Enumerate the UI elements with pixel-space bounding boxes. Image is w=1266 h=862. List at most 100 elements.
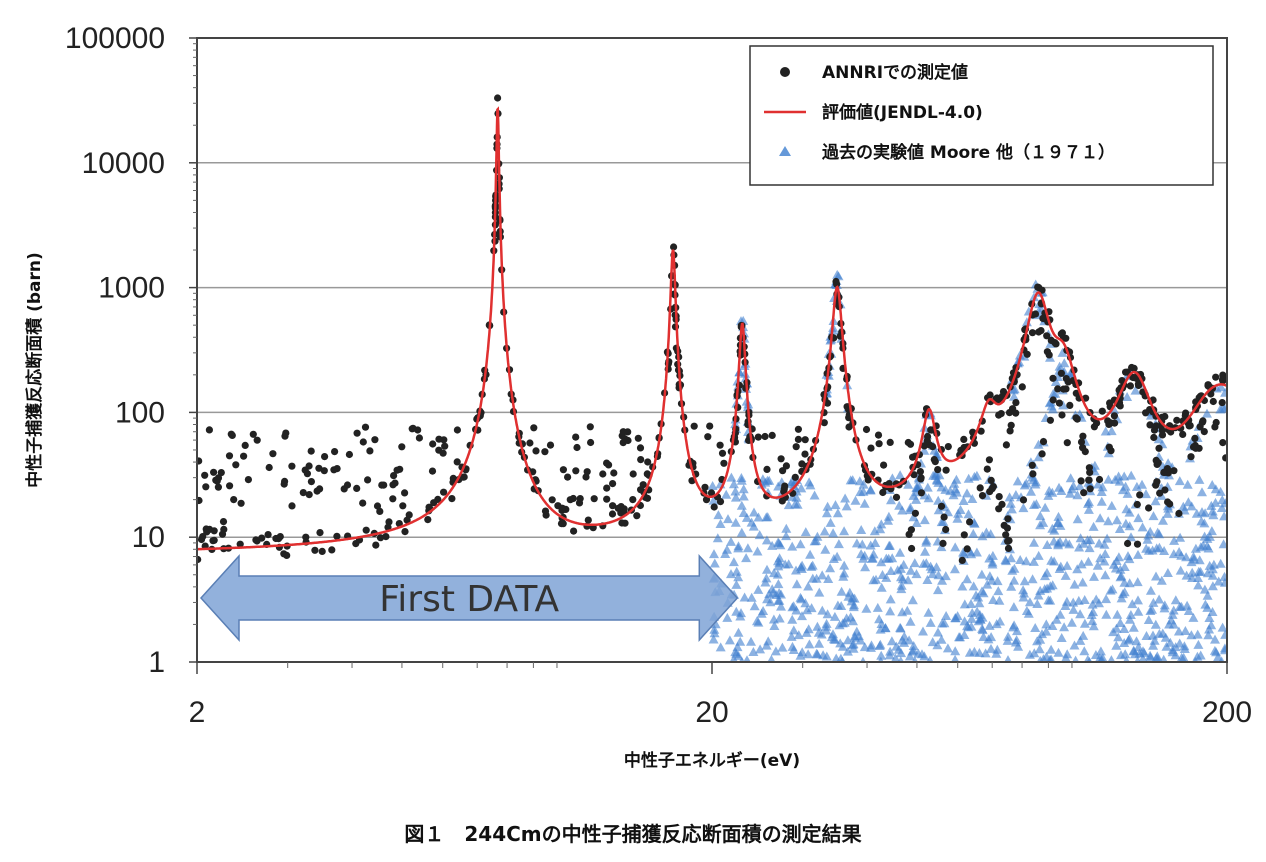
measured-point [845,423,853,431]
measured-point [548,496,556,504]
measured-point [209,537,217,545]
measured-point [1045,351,1053,359]
measured-point [820,419,828,427]
past-experiment-point [894,500,905,510]
past-experiment-point [721,489,732,499]
past-experiment-point [933,585,943,595]
measured-point [353,484,361,492]
past-experiment-point [1119,562,1130,571]
measured-point [1154,459,1162,467]
measured-point [1186,422,1194,430]
past-experiment-point [1188,551,1199,561]
past-experiment-point [754,530,765,540]
past-experiment-point [1072,655,1080,662]
measured-point [1095,475,1104,484]
measured-point [429,440,437,448]
past-experiment-point [1097,654,1106,662]
measured-point [393,466,401,474]
past-experiment-point [967,494,978,503]
past-experiment-point [951,487,962,497]
past-experiment-point [1170,650,1181,660]
past-experiment-point [1150,619,1161,629]
past-experiment-point [1217,495,1227,504]
past-experiment-point [1218,539,1227,549]
measured-point [702,496,711,504]
past-experiment-point [1120,518,1131,528]
past-experiment-point [975,614,986,624]
first-data-label: First DATA [379,579,559,620]
measured-point [1209,397,1217,406]
past-experiment-point [736,500,747,510]
measured-point [1211,423,1219,431]
y-tick-label: 10 [132,521,165,554]
measured-point [942,466,950,474]
measured-point [801,436,809,444]
measured-point [1006,427,1014,435]
measured-point [240,452,248,460]
past-experiment-point [1072,564,1083,574]
measured-point [875,440,883,448]
past-experiment-point [733,627,744,637]
past-experiment-point [1012,626,1022,636]
past-experiment-point [730,517,741,527]
measured-point [1060,385,1068,393]
past-experiment-point [949,564,960,574]
past-experiment-point [871,574,881,584]
y-tick-label: 1 [148,646,165,679]
past-experiment-point [1182,600,1193,610]
past-experiment-point [1134,656,1141,662]
past-experiment-point [776,601,786,611]
measured-point [1122,368,1130,376]
measured-point [382,533,390,541]
past-experiment-point [724,635,735,645]
measured-point [1004,515,1012,523]
measured-point [1175,509,1183,518]
past-experiment-point [1065,473,1076,483]
measured-point [333,465,341,473]
measured-point [1179,430,1187,438]
measured-point [609,502,617,510]
past-experiment-point [1061,596,1072,606]
past-experiment-point [812,649,823,659]
past-experiment-point [957,581,968,591]
measured-point [1146,421,1154,429]
past-experiment-point [762,564,772,574]
past-experiment-point [936,634,947,644]
measured-point [1062,375,1070,383]
past-experiment-point [1196,516,1207,526]
past-experiment-point [1008,602,1019,612]
figure-caption: 図１ 244Cmの中性子捕獲反応断面積の測定結果 [404,822,862,846]
measured-point [559,466,568,474]
past-experiment-point [1100,426,1111,436]
past-experiment-point [708,495,719,505]
past-experiment-point [1083,504,1094,514]
measured-point [288,502,296,510]
past-experiment-point [1133,595,1143,605]
past-experiment-point [1178,501,1189,511]
measured-point [905,530,913,539]
past-experiment-point [876,582,887,592]
measured-point [690,422,698,430]
measured-point [706,422,714,430]
past-experiment-point [781,523,792,533]
measured-point [1057,369,1065,377]
past-experiment-point [1148,630,1158,640]
measured-point [603,495,611,503]
legend-label-past: 過去の実験値 Moore 他（１９７１） [822,142,1115,163]
measured-point [311,546,319,554]
measured-point [1028,461,1036,469]
past-experiment-point [761,535,772,545]
measured-point [633,512,641,520]
measured-point [995,505,1003,513]
measured-point [716,441,724,449]
past-experiment-point [847,640,858,650]
past-experiment-point [796,483,807,493]
past-experiment-point [854,476,865,486]
past-experiment-point [954,632,964,642]
measured-point [977,427,985,435]
past-experiment-point [1100,570,1111,580]
measured-point [1192,444,1200,452]
measured-point [269,450,277,458]
measured-point [1049,374,1057,382]
past-experiment-point [1133,549,1143,559]
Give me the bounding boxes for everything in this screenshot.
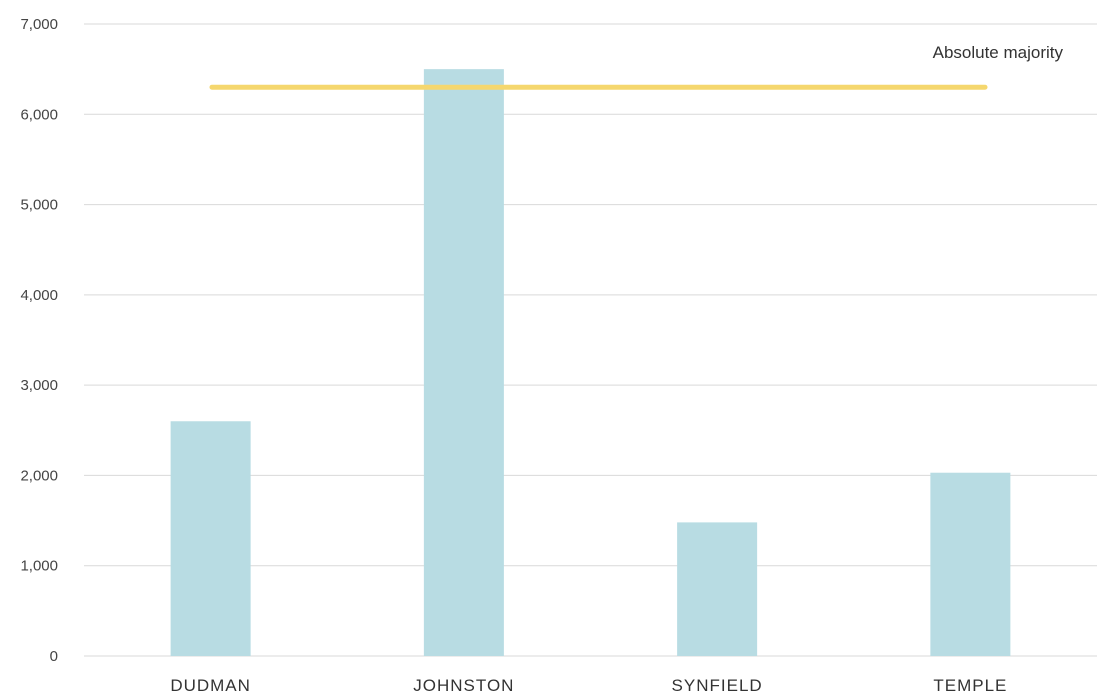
y-tick-label: 1,000 — [20, 558, 58, 575]
bar-temple — [930, 472, 1011, 656]
bar-johnston — [423, 69, 504, 656]
reference-line-group: Absolute majority — [209, 43, 1064, 90]
y-tick-label: 3,000 — [20, 377, 58, 394]
y-tick-label: 2,000 — [20, 467, 58, 484]
y-tick-label: 0 — [50, 648, 58, 665]
x-category-label: JOHNSTON — [413, 676, 514, 695]
y-tick-label: 5,000 — [20, 197, 58, 214]
x-category-label: TEMPLE — [933, 676, 1007, 695]
bar-synfield — [677, 522, 758, 656]
x-category-label: SYNFIELD — [672, 676, 763, 695]
bars — [170, 69, 1011, 656]
x-category-label: DUDMAN — [170, 676, 251, 695]
y-tick-label: 4,000 — [20, 287, 58, 304]
bar-dudman — [170, 421, 251, 656]
gridlines — [84, 23, 1097, 657]
absolute-majority-label: Absolute majority — [933, 43, 1064, 62]
y-tick-label: 7,000 — [20, 16, 58, 33]
y-axis-tick-labels: 0 1,000 2,000 3,000 4,000 5,000 6,000 7,000 — [20, 16, 58, 665]
y-tick-label: 6,000 — [20, 106, 58, 123]
x-axis-category-labels: DUDMAN JOHNSTON SYNFIELD TEMPLE — [170, 676, 1007, 695]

^^^^

Job
Reproduce the listing in full, substituting "prior-experiment-point" for every occurrence of "past-experiment-point" and leaving everything else unchanged. Omit the pictures from your answer.

Exercise result
Enumerate the UI elements with pixel-space bounding boxes. Image is w=1266 h=862. List at most 100 elements.
measured-point [845,423,853,431]
measured-point [548,496,556,504]
measured-point [209,537,217,545]
measured-point [1045,351,1053,359]
measured-point [820,419,828,427]
prior-experiment-point [894,500,905,510]
prior-experiment-point [721,489,732,499]
prior-experiment-point [933,585,943,595]
measured-point [353,484,361,492]
prior-experiment-point [1119,562,1130,571]
measured-point [1154,459,1162,467]
measured-point [1186,422,1194,430]
prior-experiment-point [1188,551,1199,561]
prior-experiment-point [754,530,765,540]
prior-experiment-point [1072,655,1080,662]
measured-point [1095,475,1104,484]
measured-point [429,440,437,448]
prior-experiment-point [1097,654,1106,662]
measured-point [393,466,401,474]
prior-experiment-point [967,494,978,503]
prior-experiment-point [951,487,962,497]
prior-experiment-point [1170,650,1181,660]
prior-experiment-point [1150,619,1161,629]
prior-experiment-point [1217,495,1227,504]
prior-experiment-point [1218,539,1227,549]
measured-point [702,496,711,504]
prior-experiment-point [1120,518,1131,528]
prior-experiment-point [975,614,986,624]
first-data-label: First DATA [379,579,559,620]
measured-point [1209,397,1217,406]
prior-experiment-point [736,500,747,510]
measured-point [1211,423,1219,431]
y-tick-label: 10 [132,521,165,554]
measured-point [942,466,950,474]
measured-point [801,436,809,444]
measured-point [1006,427,1014,435]
measured-point [240,452,248,460]
prior-experiment-point [1072,564,1083,574]
measured-point [875,440,883,448]
prior-experiment-point [733,627,744,637]
prior-experiment-point [1012,626,1022,636]
prior-experiment-point [730,517,741,527]
measured-point [1060,385,1068,393]
prior-experiment-point [949,564,960,574]
prior-experiment-point [871,574,881,584]
y-tick-label: 1 [148,646,165,679]
prior-experiment-point [1182,600,1193,610]
prior-experiment-point [1134,656,1141,662]
prior-experiment-point [776,601,786,611]
measured-point [1122,368,1130,376]
measured-point [382,533,390,541]
prior-experiment-point [724,635,735,645]
measured-point [1004,515,1012,523]
measured-point [1175,509,1183,518]
prior-experiment-point [1065,473,1076,483]
measured-point [333,465,341,473]
measured-point [1179,430,1187,438]
measured-point [609,502,617,510]
prior-experiment-point [1061,596,1072,606]
prior-experiment-point [812,649,823,659]
prior-experiment-point [957,581,968,591]
measured-point [1146,421,1154,429]
prior-experiment-point [762,564,772,574]
prior-experiment-point [936,634,947,644]
measured-point [1062,375,1070,383]
prior-experiment-point [1196,516,1207,526]
prior-experiment-point [1008,602,1019,612]
figure-caption: 図１ 244Cmの中性子捕獲反応断面積の測定結果 [404,822,862,846]
measured-point [559,466,568,474]
prior-experiment-point [1100,426,1111,436]
prior-experiment-point [708,495,719,505]
prior-experiment-point [1083,504,1094,514]
measured-point [288,502,296,510]
prior-experiment-point [1133,595,1143,605]
prior-experiment-point [1178,501,1189,511]
measured-point [905,530,913,539]
prior-experiment-point [876,582,887,592]
measured-point [690,422,698,430]
measured-point [706,422,714,430]
prior-experiment-point [781,523,792,533]
measured-point [1057,369,1065,377]
prior-experiment-point [1148,630,1158,640]
measured-point [603,495,611,503]
legend-label-past: 過去の実験値 Moore 他（１９７１） [822,142,1115,163]
measured-point [311,546,319,554]
measured-point [1028,461,1036,469]
prior-experiment-point [761,535,772,545]
measured-point [633,512,641,520]
measured-point [995,505,1003,513]
measured-point [716,441,724,449]
prior-experiment-point [847,640,858,650]
prior-experiment-point [796,483,807,493]
prior-experiment-point [854,476,865,486]
prior-experiment-point [954,632,964,642]
measured-point [977,427,985,435]
prior-experiment-point [1100,570,1111,580]
measured-point [1192,444,1200,452]
measured-point [269,450,277,458]
measured-point [1049,374,1057,382]
prior-experiment-point [1133,549,1143,559]
Give me the bounding boxes for everything in this screenshot.
y-tick-label: 1,000 — [20, 558, 58, 575]
bar-temple — [930, 472, 1011, 656]
bar-johnston — [423, 69, 504, 656]
reference-line-group: Absolute majority — [209, 43, 1064, 90]
y-tick-label: 3,000 — [20, 377, 58, 394]
y-tick-label: 2,000 — [20, 467, 58, 484]
y-tick-label: 0 — [50, 648, 58, 665]
x-category-label: JOHNSTON — [413, 676, 514, 695]
y-tick-label: 5,000 — [20, 197, 58, 214]
x-category-label: TEMPLE — [933, 676, 1007, 695]
bar-synfield — [677, 522, 758, 656]
x-category-label: SYNFIELD — [672, 676, 763, 695]
bars — [170, 69, 1011, 656]
x-category-label: DUDMAN — [170, 676, 251, 695]
y-tick-label: 4,000 — [20, 287, 58, 304]
bar-dudman — [170, 421, 251, 656]
gridlines — [84, 23, 1097, 657]
absolute-majority-label: Absolute majority — [933, 43, 1064, 62]
y-tick-label: 7,000 — [20, 16, 58, 33]
y-axis-tick-labels: 0 1,000 2,000 3,000 4,000 5,000 6,000 7,000 — [20, 16, 58, 665]
y-tick-label: 6,000 — [20, 106, 58, 123]
x-axis-category-labels: DUDMAN JOHNSTON SYNFIELD TEMPLE — [170, 676, 1007, 695]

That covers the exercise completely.